Given request: All records are to be retyped faithfully and completely.

Supplied data:
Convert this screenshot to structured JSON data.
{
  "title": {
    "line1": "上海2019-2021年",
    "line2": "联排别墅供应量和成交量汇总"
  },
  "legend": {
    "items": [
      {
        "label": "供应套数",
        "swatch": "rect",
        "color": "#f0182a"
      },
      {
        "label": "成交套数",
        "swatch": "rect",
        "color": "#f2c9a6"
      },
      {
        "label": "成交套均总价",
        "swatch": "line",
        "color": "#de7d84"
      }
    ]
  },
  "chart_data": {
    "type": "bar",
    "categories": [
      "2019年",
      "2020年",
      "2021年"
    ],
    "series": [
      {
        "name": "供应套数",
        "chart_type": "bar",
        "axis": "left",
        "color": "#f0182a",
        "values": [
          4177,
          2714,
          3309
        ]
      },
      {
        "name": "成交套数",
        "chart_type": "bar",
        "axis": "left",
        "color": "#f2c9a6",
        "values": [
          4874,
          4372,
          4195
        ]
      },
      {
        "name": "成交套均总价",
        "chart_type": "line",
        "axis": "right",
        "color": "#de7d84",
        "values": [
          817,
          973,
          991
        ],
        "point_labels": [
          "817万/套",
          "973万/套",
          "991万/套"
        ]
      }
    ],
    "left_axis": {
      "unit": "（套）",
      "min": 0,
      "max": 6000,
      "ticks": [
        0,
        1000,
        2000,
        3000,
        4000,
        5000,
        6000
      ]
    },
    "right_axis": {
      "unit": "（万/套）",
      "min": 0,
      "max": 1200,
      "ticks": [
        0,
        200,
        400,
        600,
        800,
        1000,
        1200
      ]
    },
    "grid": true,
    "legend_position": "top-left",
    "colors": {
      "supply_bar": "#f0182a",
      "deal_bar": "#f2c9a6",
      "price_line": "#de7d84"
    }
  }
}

Full solution:
Convert this screenshot to structured JSON data.
{
  "title": {
    "line1": "上海2019-2021年",
    "line2": "联排别墅供应量和成交量汇总"
  },
  "legend": {
    "items": [
      {
        "label": "供应套数",
        "swatch": "rect",
        "color": "#f0182a"
      },
      {
        "label": "成交套数",
        "swatch": "rect",
        "color": "#f2c9a6"
      },
      {
        "label": "成交套均总价",
        "swatch": "line",
        "color": "#de7d84"
      }
    ]
  },
  "chart_data": {
    "type": "bar",
    "categories": [
      "2019年",
      "2020年",
      "2021年"
    ],
    "series": [
      {
        "name": "供应套数",
        "chart_type": "bar",
        "axis": "left",
        "color": "#f0182a",
        "values": [
          4177,
          2714,
          3309
        ]
      },
      {
        "name": "成交套数",
        "chart_type": "bar",
        "axis": "left",
        "color": "#f2c9a6",
        "values": [
          4874,
          4372,
          4195
        ]
      },
      {
        "name": "成交套均总价",
        "chart_type": "line",
        "axis": "right",
        "color": "#de7d84",
        "values": [
          817,
          973,
          991
        ],
        "point_labels": [
          "817万/套",
          "973万/套",
          "991万/套"
        ]
      }
    ],
    "left_axis": {
      "unit": "（套）",
      "min": 0,
      "max": 6000,
      "ticks": [
        0,
        1000,
        2000,
        3000,
        4000,
        5000,
        6000
      ]
    },
    "right_axis": {
      "unit": "（万/套）",
      "min": 0,
      "max": 1200,
      "ticks": [
        0,
        200,
        400,
        600,
        800,
        1000,
        1200
      ]
    },
    "grid": true,
    "legend_position": "top-left",
    "colors": {
      "supply_bar": "#f0182a",
      "deal_bar": "#f2c9a6",
      "price_line": "#de7d84"
    }
  }
}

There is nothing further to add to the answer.